§ **WORK REQUEST**
In the soldier mental health recommendations below, condense the paragraph beginning "When a soldier has mental health and /or SUD" into a short bulleted list that keeps its main points.

§ **SOURCE PASSAGE**

════════════════════

3)    When a soldier that has never had a discipline problem or one that has always been a leader suddenly exhibits bad behavior that is out of their character the CoC (Chain of Command) needs to ask themselves “Why?” If the CoC does not personally know the soldier they need to find out about their character and refer soldier to R and R or give the soldier a packet of resources.

4)    Inform family member when possible. Family member may be able to provide insight and should be given a resource packet to be able to help their soldier.

5)    ASAP (Army Substance Abuse Program):
       a) Only for SUD (Substance Abuse Disorder). Many with SUD have mental health issues that need to be addressed and referred to the proper treatment place.
b     b)  More options available than the 12-Step program. No one thing helps every single person.
c     c) ASAP and R and R need some form of combined program to address dual SUD/Mental health issues at the same time.
       d) From an outsider view it appears that ASAP is failure focused. (Relapses have to be reported to command and soldier faces separation.) Relapse is a part of recovery.

6)   When a soldier has mental health and /or SUD they should immediately be considered/screened for WTU (Warrior Transition Unit) and until that time a soldier is accepted or has recovered should have someone assigned to help the soldier with appointments and making sure they are kept. Even if it’s a PVT that is acting as a reminder system to help take strain off from the CoC. Often the soldier feels that if they remind CoC of an appointment that might be missed because they are placed on a mission they will get in trouble. It is not logical thinking but mental illness affects the logical process. It should not be left to a family member to discover and initiate the WTU process.

════════════════════

§ **LISTED RECORDS**
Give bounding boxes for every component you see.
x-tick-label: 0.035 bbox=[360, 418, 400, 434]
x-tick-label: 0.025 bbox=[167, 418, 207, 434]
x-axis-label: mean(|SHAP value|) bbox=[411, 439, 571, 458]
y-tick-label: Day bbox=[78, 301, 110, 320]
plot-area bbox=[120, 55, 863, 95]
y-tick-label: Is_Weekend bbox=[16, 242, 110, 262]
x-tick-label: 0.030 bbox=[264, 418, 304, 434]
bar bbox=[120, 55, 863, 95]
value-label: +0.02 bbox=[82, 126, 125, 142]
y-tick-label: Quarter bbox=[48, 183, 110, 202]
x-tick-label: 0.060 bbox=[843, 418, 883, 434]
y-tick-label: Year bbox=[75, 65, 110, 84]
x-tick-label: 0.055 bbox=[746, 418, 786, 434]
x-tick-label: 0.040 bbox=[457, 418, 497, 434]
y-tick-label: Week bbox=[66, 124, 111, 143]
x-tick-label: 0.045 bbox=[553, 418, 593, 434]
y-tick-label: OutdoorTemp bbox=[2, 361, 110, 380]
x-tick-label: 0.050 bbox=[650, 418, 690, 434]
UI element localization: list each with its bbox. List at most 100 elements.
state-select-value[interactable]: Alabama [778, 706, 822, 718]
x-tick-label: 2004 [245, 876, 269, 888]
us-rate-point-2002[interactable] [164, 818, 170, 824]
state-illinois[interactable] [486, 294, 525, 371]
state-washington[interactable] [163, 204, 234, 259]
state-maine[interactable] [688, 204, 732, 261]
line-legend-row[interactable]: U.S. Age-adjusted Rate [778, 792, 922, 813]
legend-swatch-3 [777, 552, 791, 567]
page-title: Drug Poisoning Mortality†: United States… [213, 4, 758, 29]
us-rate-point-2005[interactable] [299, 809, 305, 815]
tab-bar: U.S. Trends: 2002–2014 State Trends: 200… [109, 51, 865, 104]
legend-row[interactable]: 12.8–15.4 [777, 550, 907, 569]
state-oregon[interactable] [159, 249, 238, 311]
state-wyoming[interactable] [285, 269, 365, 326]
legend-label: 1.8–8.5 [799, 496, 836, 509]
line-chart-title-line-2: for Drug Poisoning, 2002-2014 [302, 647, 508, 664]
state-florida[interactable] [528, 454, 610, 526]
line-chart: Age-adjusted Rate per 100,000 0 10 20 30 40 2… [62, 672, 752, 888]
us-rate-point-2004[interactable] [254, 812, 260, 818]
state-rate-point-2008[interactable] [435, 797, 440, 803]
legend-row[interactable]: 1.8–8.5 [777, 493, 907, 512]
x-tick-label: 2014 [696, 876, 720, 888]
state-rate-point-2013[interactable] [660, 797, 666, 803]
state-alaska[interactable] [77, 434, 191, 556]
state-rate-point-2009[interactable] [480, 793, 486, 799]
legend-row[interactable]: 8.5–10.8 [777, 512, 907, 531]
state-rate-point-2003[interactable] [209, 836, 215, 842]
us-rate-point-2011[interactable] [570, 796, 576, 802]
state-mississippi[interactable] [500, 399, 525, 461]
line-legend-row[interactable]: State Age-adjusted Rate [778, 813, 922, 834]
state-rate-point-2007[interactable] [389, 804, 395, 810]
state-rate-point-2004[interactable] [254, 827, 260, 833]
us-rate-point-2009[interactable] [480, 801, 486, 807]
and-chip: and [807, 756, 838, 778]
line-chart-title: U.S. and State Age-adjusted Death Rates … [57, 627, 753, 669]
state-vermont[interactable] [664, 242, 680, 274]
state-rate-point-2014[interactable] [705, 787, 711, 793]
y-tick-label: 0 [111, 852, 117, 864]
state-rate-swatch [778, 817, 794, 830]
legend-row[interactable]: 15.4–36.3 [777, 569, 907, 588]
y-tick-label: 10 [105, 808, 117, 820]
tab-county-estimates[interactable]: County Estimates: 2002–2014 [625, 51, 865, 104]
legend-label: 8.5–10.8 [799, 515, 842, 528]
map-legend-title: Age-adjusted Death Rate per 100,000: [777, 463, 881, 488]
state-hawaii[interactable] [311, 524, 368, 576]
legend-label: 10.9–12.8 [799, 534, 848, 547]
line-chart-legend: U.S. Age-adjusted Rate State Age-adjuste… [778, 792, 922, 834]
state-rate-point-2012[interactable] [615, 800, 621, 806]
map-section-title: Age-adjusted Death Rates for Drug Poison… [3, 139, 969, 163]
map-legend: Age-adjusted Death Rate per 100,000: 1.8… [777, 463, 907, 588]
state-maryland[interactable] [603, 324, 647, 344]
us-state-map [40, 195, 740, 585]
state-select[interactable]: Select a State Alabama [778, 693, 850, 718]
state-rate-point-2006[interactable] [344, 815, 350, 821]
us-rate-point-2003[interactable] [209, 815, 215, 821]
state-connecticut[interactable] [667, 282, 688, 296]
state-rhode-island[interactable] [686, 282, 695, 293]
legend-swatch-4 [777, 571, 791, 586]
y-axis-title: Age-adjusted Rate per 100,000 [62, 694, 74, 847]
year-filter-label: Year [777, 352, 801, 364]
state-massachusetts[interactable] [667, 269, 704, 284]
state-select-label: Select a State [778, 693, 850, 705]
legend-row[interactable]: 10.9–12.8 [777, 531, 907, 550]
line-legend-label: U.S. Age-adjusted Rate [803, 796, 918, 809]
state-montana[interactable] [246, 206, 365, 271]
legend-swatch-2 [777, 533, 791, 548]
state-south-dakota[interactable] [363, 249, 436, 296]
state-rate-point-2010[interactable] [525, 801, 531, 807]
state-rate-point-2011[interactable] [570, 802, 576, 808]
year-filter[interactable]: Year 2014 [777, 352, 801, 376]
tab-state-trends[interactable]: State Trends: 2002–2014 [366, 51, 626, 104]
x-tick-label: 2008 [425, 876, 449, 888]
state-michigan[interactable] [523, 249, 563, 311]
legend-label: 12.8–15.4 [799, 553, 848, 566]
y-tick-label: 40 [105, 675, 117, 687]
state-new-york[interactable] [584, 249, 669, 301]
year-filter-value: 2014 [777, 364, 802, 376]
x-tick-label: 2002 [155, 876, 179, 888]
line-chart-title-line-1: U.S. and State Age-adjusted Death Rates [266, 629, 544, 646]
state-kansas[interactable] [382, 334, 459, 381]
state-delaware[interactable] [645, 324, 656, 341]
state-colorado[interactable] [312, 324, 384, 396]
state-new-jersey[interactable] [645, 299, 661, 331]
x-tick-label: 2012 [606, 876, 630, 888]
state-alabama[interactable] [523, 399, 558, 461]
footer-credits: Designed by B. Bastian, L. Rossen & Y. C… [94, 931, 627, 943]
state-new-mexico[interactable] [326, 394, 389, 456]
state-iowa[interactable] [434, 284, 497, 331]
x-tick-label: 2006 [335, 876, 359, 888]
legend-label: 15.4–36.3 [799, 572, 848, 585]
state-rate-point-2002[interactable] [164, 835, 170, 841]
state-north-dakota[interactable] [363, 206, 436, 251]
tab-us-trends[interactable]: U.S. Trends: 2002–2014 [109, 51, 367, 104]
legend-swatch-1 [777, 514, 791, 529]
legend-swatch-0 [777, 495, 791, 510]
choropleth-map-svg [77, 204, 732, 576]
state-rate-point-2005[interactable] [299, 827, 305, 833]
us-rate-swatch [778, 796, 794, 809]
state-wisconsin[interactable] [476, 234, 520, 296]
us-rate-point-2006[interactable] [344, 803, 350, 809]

════════════════════

§ **RESPONSE BELOW**
- A soldier with mental health issues and/or SUD should be screened for the WTU (Warrior Transition Unit) right away.
- Until the soldier is accepted or has recovered, someone should be assigned to help with appointments and make sure they are kept. Even a PVT could serve as this reminder system, which would ease the strain on the CoC.
- Soldiers often fear they will get in trouble if they remind the CoC of an appointment that a mission might cause them to miss. This fear is not logical, but mental illness affects logical thinking.
- A family member should not be left to discover the WTU process and start it.